Daftar Tugas
**A.** Salin persis bagian dari cerita tentang Abdullah, mulai dari "Hari-pun berganti esok, Abdullah" dan berakhir di "hingga ajal menjemputnya.".
**B.** Dalam cerita tentang Abdullah, apa yang sedang dimasak wanita tua itu?

═════ Kutipan Teks

Begitulah kiranya jawaban Ust. Nurhan mengenai rukun iman dan Haji. Intinya seseorang yang tidak mampu dalam segi financial tidaklah diwajibkan untuk menunaikan haji secara dzohiriyah (menunaikan haji kemakkah al mukarromah).

Selanjutnya saya akan menceritakan ihwal dari judul yang saya buat diatas dengan sebuah cerita yang berbeda yang diceritakan oleh Pengasuh Pesantren Assabiila.
Cerita ini berawal dari seorang pemuda bernama Abdullah. Beliau adalah seorang tukang sol sepatu yang sudah lama sekali mengumpulkan uang untuk pergi  ke Baitullah. Beliau adalah orang yang mempunyai keinginan keras untuk segera melaksanakan ibadah haji, Usianya pun sekarang tak muda lagi ketika uang yang telah lama ia kumpulkan dirasa cukup untuk biaya ONH. Kemudian ia berniat untuk segera mendaftrakan dirinya pergi ke Baitullah esok harinya.
Malam hari sebelum Abdullah pergi mendaftarkan dirinya sebagai calon jemaah Haji, ia mendatangi majlis untuk memeperdalam khazah ilmu agamanya. Ditengah perjalanan pulang dari majlis, tiba-tiba beliau bertemu dengan sosok wanita yang sedang memasak. Entah ada suatu hal apa yang menuntunnya untuk mendekati wanita tersebut dan menanyakan hal apa yang dimasak.
Tiba-tiba dari kejauhan terdengar suara rintihan kelaparan beberapa anak wanita tersebut. Karena sudah kadung penasaran maka Abdullah mendekati wanita tersebut.
“Sedang masak apa bu? “ tanya Abdullah penasaran
 “ Saya sedang memasak sesuatu hal yang halal bagi kami dan haram bagi anda pak” jawab wanita tersebut.
Mendengar jawaban dari wanita tersebut rasa penasaran Abdullah semakin bertambah. Akhirnya dia menanyakan kembali kepada wanita tua itu.
“ Bolehkah saya melihat masakan ibu?”
“ Saya malu untuk mengatakannya pak, apalagi untuk memperlihatkannya” jawab wanita tua tersebut dengan perasaan yang sangat malu.
Karena terdesak oleh permintaan Abdullah, akhirnya wanita tersebut memperlihatkan suatu hal yang dimasaknya. Abdullah tercengang kaget karena wanita tua tersebut sedang memasak tikus. Tak kuasa melihat hal tersebut Abdullah menitikan air mata. Wanita tersebut mengatakan bahwa dirinya terpaksa memasak beberapa ekor tikus untuk anaknya yang sangat kelaparan karena sudah beberapa hari tak makan. Tak kuasa mendengar cerita wanita tersebut akhirnya Abdullah berpamitan pulang.
Hari-pun berganti esok, Abdullah mendatangi wanita tersebut dengan membawa kantong kresek yang berisi uang. Uang yang seharusnya dicita-citakan untuk ONH (Ongkos Naik Haji) tersebut diberikan kepada wanita tua dan anak-anaknya. Uang tersebut digunakan untuk membangunkan rumah, membelikan pakaian, maupun kebutuhan sehari-hari. Alhasil Abdullah tak dapat mewujudkan cita-citanya untuk menyempurnakan agamanya dengan berhaji hingga ajal menjemputnya.

══════════
═════ Kumpulan Data

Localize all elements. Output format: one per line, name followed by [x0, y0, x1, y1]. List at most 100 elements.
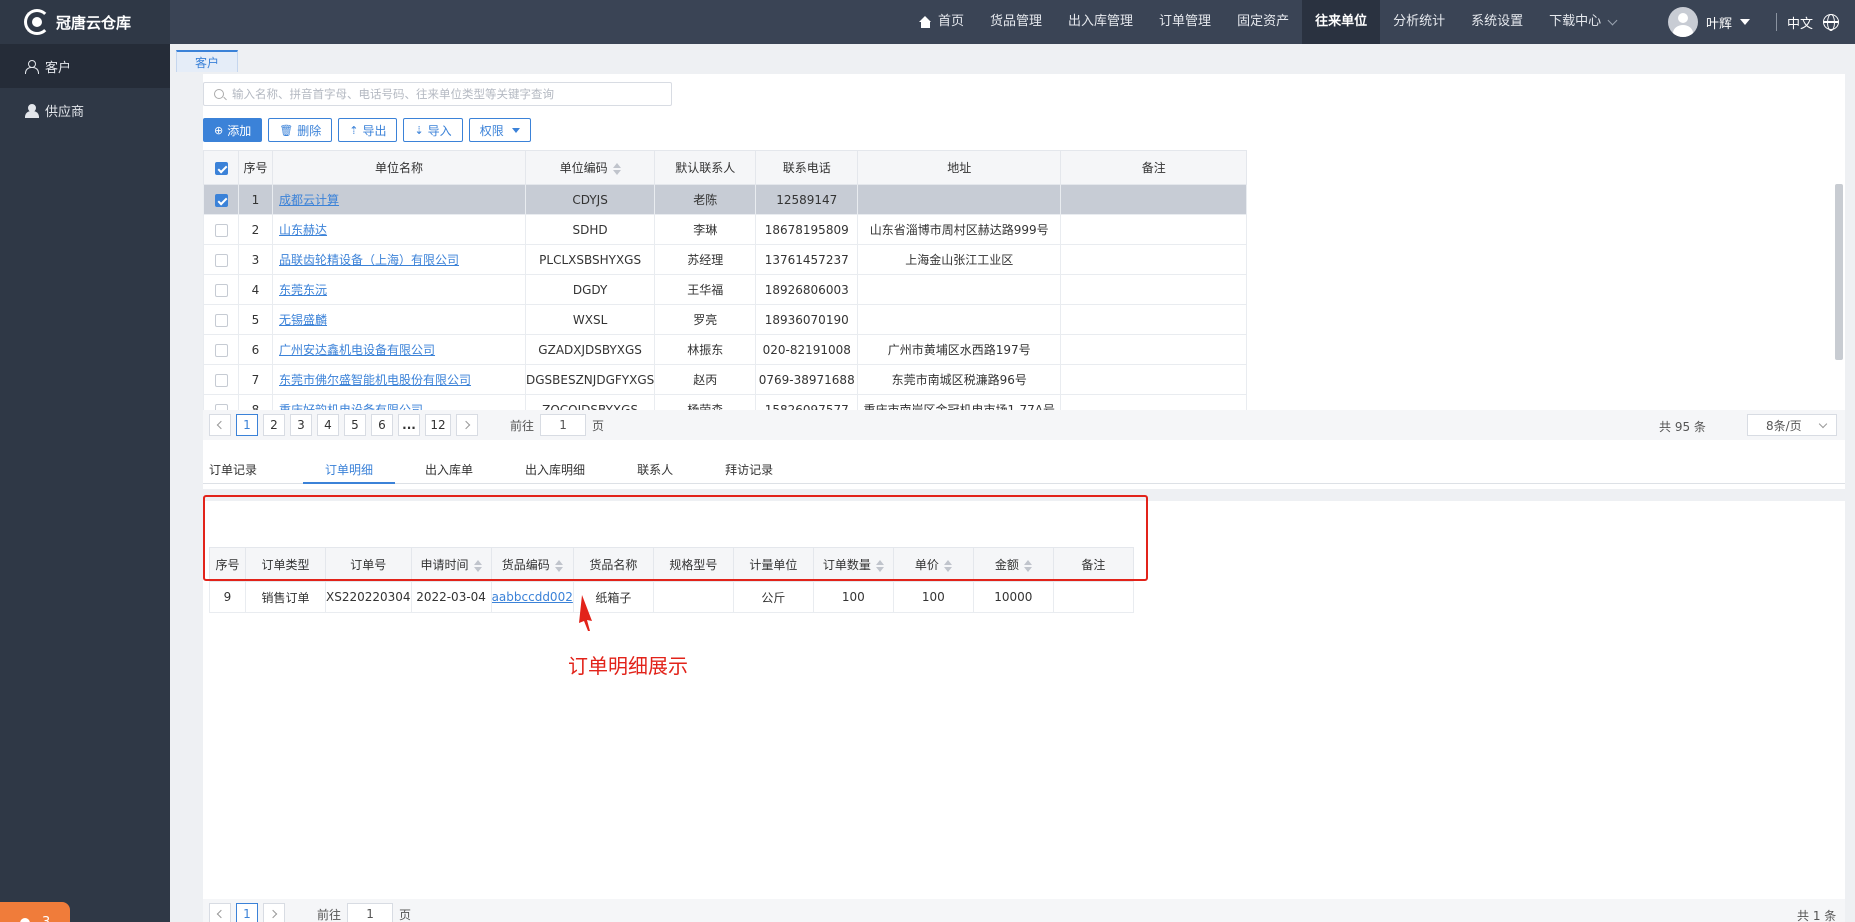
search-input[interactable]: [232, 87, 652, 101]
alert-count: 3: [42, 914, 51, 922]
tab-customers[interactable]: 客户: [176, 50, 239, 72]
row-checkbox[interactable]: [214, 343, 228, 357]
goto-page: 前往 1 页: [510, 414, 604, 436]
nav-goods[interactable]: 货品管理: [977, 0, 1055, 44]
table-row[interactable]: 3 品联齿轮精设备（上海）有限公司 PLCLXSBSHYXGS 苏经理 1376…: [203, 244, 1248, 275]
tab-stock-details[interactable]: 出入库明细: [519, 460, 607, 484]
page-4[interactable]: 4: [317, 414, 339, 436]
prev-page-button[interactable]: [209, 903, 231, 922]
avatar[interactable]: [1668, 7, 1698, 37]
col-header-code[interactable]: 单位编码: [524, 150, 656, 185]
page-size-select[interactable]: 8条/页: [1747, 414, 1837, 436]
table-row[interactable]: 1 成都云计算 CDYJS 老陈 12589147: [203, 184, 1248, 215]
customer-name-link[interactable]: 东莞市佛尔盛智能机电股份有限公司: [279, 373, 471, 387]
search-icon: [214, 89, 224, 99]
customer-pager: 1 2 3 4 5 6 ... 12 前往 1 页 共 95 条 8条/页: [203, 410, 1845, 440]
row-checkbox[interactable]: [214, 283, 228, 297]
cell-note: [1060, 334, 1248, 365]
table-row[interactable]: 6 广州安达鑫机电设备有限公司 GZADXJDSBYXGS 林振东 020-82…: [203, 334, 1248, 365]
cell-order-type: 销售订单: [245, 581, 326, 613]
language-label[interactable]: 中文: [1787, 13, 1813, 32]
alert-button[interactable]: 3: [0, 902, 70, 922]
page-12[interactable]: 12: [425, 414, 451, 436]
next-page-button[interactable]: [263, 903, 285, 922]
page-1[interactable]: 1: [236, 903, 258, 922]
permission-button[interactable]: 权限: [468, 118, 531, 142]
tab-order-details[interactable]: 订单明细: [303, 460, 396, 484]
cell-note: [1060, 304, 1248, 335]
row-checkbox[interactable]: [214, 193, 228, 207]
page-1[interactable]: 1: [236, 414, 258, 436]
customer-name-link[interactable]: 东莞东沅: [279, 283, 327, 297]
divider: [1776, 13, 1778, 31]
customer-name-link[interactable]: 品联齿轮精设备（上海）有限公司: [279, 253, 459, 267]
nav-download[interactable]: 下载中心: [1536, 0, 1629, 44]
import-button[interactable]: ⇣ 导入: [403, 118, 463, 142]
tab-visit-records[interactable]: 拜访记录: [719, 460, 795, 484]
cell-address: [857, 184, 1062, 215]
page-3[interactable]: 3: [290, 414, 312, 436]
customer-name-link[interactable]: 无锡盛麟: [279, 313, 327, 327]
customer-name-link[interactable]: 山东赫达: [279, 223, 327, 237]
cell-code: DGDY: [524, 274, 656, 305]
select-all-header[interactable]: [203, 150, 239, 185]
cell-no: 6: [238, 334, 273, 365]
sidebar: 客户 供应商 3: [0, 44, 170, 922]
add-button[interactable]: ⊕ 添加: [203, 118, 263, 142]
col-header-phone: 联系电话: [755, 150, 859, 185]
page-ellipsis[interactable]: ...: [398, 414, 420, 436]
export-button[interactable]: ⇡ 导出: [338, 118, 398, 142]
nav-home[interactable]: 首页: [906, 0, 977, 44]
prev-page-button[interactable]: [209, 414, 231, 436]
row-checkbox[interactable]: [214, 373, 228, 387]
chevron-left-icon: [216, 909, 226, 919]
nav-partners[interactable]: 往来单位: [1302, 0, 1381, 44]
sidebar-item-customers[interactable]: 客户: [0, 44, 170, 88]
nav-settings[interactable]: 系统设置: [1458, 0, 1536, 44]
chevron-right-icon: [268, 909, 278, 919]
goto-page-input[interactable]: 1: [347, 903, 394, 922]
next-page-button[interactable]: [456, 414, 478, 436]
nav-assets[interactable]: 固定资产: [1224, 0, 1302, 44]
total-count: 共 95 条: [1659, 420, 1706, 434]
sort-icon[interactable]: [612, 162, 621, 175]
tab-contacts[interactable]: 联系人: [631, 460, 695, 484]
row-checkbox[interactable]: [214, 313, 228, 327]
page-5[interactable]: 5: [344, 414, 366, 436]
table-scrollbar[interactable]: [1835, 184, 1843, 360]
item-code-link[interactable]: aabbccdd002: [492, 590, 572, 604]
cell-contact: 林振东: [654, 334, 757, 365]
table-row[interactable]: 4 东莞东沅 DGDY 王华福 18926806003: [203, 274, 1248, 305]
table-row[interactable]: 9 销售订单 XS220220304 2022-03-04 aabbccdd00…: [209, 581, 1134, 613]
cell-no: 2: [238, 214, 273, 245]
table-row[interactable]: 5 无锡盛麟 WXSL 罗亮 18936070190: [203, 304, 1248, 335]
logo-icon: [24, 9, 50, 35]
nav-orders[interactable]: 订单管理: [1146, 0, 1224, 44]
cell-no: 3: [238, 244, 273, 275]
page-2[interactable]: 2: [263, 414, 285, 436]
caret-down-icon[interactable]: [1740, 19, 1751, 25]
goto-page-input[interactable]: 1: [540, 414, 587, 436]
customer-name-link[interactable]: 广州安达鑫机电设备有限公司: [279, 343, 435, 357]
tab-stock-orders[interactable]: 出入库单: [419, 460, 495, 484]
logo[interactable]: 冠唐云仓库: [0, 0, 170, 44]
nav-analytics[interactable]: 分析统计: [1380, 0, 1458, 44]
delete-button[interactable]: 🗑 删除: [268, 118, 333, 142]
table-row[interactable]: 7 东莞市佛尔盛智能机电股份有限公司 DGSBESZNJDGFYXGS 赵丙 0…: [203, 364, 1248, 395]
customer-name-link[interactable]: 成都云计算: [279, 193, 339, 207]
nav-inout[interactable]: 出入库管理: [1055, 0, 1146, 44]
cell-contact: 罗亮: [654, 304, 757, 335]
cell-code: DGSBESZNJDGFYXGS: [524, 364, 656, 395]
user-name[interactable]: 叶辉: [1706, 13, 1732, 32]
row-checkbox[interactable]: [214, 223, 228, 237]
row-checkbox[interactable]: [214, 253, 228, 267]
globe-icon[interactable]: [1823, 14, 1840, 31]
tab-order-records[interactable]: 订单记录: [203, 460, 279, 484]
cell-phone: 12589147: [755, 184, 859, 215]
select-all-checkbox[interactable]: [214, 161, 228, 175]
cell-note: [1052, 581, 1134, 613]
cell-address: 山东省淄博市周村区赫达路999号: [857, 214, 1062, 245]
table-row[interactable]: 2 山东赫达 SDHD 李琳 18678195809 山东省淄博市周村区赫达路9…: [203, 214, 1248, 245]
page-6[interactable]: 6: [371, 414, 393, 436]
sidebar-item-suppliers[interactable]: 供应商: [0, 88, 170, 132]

══════════
═════ Kumpulan Data

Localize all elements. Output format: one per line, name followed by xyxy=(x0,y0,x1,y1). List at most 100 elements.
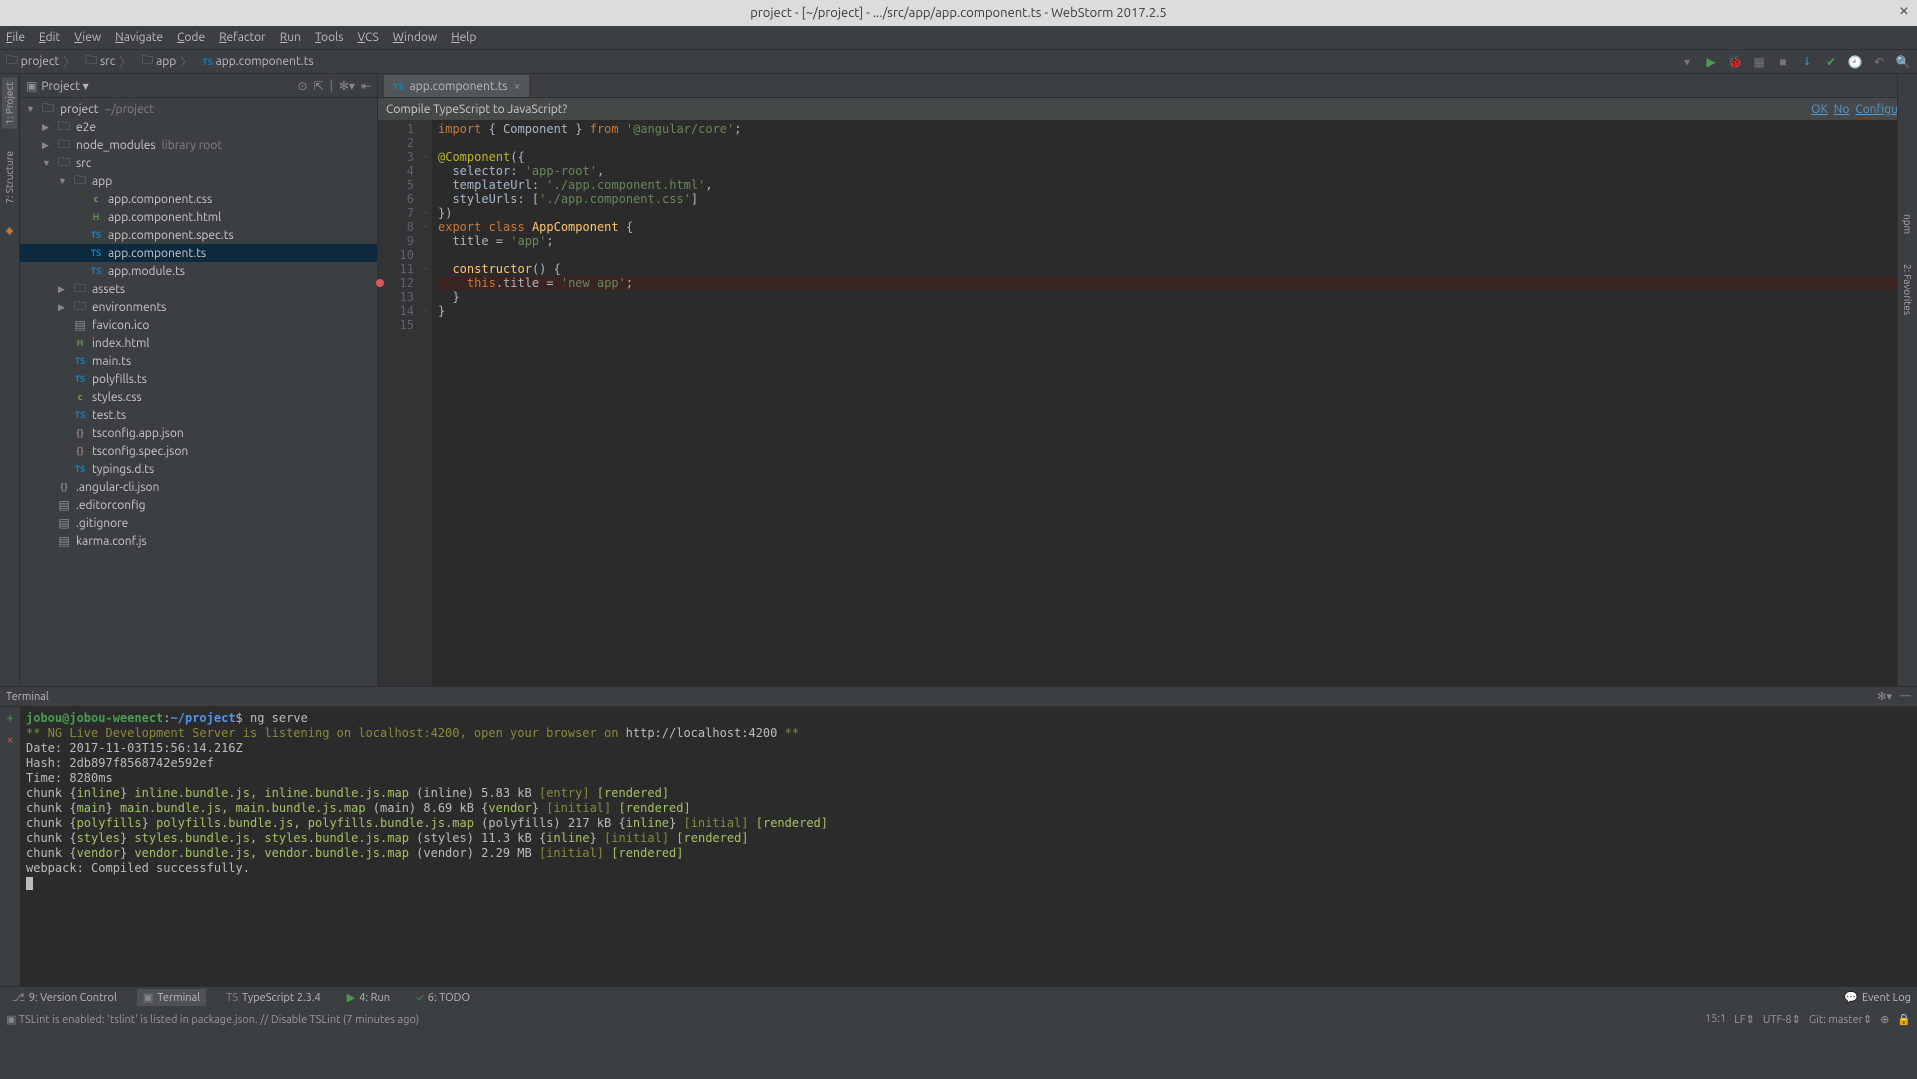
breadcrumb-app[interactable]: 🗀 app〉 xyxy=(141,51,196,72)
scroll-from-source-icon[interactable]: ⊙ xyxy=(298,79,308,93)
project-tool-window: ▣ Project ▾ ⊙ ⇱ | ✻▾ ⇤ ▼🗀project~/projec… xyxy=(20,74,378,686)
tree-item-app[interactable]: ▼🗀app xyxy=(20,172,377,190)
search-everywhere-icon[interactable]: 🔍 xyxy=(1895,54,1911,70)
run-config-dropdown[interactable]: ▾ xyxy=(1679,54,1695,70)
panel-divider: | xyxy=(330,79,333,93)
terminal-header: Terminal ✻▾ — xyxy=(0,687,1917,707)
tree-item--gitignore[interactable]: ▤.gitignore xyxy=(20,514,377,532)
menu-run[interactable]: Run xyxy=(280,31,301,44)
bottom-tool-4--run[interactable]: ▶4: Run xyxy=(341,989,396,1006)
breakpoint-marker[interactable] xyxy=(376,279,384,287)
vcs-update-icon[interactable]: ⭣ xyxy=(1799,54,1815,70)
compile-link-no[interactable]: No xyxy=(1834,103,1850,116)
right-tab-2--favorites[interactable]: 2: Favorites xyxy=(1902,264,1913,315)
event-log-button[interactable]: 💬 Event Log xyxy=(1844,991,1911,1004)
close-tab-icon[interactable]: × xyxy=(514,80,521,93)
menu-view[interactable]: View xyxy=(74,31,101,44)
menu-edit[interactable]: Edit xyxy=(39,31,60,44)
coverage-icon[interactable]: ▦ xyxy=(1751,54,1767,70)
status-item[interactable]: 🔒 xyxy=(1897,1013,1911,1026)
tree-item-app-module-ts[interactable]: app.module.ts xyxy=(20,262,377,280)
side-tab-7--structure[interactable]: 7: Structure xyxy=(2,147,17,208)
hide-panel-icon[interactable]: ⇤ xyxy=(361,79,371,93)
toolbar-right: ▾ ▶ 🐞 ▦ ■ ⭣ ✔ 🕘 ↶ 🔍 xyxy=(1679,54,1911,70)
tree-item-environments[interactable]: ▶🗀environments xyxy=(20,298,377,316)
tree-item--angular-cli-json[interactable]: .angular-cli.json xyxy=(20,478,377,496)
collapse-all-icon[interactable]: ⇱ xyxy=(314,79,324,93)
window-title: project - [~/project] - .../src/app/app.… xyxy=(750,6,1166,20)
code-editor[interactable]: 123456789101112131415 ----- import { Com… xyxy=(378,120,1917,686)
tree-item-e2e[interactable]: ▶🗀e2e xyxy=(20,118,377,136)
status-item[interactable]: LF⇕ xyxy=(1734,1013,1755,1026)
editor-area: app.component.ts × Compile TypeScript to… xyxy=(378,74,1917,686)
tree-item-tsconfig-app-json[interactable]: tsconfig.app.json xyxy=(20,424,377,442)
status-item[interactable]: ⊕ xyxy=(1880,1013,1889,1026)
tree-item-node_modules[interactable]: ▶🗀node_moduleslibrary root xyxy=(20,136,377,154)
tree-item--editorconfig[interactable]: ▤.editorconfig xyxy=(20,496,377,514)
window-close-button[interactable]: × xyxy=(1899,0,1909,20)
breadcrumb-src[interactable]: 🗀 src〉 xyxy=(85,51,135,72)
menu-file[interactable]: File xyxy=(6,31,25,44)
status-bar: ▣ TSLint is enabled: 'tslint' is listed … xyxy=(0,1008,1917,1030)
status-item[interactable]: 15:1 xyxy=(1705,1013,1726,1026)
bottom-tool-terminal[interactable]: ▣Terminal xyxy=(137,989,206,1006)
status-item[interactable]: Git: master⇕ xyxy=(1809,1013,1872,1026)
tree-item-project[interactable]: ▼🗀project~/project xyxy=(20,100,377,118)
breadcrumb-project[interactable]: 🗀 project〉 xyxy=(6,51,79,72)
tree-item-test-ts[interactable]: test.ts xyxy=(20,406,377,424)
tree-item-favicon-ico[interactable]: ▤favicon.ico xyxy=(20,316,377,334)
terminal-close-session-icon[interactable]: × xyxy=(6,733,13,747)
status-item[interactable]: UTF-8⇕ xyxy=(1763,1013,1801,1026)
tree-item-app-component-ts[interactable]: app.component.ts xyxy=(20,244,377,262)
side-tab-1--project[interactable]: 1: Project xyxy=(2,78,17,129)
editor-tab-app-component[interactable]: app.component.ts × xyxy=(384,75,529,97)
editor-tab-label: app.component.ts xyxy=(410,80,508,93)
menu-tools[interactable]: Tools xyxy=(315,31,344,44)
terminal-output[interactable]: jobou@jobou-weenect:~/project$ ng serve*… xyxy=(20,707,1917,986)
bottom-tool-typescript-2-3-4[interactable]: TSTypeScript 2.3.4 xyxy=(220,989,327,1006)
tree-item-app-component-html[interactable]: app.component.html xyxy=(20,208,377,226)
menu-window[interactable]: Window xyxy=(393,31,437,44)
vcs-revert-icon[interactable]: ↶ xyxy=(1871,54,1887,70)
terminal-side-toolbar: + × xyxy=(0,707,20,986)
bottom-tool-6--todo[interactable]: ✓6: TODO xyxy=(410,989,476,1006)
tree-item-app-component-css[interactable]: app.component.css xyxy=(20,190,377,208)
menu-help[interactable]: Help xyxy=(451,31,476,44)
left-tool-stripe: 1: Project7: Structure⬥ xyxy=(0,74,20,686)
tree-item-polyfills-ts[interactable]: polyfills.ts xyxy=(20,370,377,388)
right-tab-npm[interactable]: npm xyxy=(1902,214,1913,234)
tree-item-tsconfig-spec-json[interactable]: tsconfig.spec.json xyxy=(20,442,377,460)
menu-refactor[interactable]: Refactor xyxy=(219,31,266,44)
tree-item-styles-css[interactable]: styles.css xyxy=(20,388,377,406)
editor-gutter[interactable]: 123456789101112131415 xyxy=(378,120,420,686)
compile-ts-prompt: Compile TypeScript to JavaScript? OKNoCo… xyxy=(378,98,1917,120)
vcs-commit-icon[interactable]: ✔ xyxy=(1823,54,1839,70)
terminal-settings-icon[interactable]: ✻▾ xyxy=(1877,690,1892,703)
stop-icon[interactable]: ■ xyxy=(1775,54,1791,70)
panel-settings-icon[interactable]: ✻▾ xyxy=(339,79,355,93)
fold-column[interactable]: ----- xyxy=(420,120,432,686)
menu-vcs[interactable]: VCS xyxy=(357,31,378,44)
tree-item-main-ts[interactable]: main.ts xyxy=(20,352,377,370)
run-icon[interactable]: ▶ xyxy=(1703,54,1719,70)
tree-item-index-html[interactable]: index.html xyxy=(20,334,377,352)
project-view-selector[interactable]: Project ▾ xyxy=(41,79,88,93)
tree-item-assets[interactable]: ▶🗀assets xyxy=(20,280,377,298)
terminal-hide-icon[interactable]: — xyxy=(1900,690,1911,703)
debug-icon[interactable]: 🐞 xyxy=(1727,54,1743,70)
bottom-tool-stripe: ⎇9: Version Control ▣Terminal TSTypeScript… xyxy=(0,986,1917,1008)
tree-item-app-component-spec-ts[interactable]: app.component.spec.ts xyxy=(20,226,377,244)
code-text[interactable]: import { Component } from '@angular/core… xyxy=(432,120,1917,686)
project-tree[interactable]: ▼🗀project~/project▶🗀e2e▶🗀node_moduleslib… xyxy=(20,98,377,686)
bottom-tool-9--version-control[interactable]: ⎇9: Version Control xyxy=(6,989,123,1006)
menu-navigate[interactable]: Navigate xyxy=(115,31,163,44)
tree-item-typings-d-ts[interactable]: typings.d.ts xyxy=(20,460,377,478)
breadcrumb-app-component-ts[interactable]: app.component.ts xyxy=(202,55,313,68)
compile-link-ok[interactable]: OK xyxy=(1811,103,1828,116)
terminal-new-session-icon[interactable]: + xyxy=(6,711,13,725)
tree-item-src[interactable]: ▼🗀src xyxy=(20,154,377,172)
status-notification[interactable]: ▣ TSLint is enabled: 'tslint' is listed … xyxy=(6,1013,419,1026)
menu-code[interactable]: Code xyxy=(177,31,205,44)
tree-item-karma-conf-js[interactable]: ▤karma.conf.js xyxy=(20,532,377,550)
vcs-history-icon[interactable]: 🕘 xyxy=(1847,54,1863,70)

══════════

Jawaban Tiap Tugas
**A.**
Hari-pun berganti esok, Abdullah mendatangi wanita tersebut dengan membawa kantong kresek yang berisi uang. Uang yang seharusnya dicita-citakan untuk ONH (Ongkos Naik Haji) tersebut diberikan kepada wanita tua dan anak-anaknya. Uang tersebut digunakan untuk membangunkan rumah, membelikan pakaian, maupun kebutuhan sehari-hari. Alhasil Abdullah tak dapat mewujudkan cita-citanya untuk menyempurnakan agamanya dengan berhaji hingga ajal menjemputnya.

**B.** Beberapa ekor tikus.